## SUPPLIED MATERIAL
====

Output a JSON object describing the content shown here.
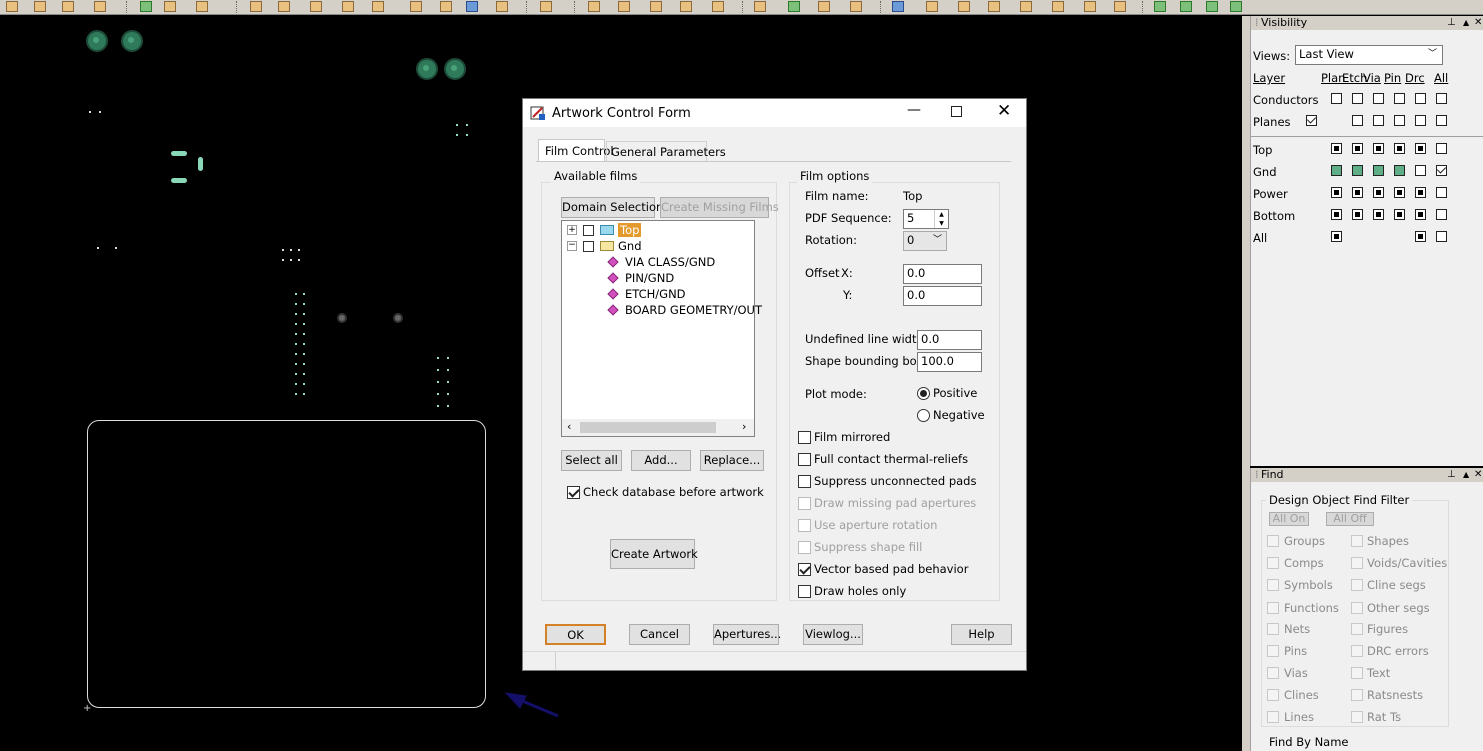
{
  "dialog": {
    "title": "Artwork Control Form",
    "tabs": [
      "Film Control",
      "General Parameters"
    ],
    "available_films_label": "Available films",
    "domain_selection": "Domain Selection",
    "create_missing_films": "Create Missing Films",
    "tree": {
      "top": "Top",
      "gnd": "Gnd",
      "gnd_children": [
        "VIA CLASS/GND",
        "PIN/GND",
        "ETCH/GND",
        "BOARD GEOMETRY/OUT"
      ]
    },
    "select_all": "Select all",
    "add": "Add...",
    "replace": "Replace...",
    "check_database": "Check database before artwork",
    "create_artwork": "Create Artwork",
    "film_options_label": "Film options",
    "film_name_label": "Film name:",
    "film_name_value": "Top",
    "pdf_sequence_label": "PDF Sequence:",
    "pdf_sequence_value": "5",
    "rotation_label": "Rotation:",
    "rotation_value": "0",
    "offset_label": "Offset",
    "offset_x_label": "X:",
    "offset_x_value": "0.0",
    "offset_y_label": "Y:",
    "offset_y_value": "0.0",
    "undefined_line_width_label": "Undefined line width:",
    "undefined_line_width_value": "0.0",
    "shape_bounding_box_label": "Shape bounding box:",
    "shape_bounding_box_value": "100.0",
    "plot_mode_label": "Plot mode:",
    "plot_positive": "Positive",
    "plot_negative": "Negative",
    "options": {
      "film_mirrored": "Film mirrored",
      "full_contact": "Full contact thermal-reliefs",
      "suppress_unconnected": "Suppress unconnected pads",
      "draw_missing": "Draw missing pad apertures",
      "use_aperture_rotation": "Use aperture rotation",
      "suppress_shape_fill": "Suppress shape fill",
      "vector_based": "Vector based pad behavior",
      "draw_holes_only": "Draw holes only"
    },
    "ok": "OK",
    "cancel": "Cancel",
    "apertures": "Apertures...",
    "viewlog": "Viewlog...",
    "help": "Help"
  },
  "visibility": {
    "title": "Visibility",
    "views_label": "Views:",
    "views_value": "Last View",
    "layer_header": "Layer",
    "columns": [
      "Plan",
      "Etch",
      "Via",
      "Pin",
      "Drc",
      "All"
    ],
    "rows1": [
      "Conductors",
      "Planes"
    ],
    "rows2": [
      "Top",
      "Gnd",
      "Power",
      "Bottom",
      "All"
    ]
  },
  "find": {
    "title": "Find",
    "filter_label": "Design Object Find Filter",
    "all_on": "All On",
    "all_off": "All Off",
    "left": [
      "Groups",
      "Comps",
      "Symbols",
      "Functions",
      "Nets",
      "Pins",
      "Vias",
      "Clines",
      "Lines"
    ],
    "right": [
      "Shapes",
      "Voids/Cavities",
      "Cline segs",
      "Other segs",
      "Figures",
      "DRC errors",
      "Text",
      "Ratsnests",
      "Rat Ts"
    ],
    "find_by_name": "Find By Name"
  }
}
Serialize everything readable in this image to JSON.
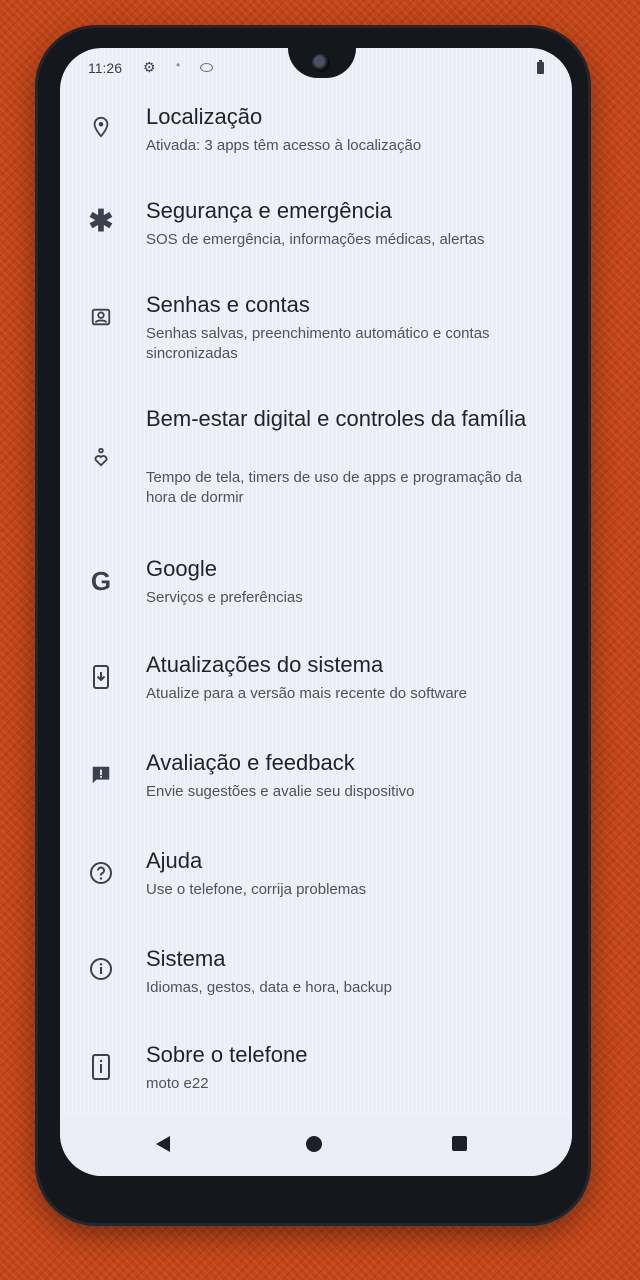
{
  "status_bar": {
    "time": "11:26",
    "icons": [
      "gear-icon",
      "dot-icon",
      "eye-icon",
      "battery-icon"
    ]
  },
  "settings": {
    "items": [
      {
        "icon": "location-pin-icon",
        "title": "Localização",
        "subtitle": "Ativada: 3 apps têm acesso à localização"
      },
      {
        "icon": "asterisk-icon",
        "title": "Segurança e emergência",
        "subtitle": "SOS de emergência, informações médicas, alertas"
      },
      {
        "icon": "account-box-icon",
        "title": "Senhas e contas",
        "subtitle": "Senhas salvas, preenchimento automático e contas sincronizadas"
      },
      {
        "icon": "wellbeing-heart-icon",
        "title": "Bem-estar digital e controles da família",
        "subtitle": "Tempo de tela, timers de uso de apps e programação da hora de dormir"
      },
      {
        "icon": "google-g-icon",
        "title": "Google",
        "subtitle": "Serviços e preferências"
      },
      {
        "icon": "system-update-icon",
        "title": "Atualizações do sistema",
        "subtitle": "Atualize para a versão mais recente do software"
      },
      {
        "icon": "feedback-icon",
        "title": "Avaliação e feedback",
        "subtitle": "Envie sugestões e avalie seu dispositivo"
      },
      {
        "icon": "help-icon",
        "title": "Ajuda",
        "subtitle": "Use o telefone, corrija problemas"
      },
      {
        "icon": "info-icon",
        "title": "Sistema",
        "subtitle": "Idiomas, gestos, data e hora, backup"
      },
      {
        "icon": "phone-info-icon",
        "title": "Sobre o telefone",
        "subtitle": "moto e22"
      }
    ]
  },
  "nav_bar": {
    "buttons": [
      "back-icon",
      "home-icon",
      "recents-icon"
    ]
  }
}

====

Find the lines above that contain the word "Draw" and collect them.

## RESPONSE FOR THIS EXERCISE
      "draw_missing": "Draw missing pad apertures",
      "draw_holes_only": "Draw holes only"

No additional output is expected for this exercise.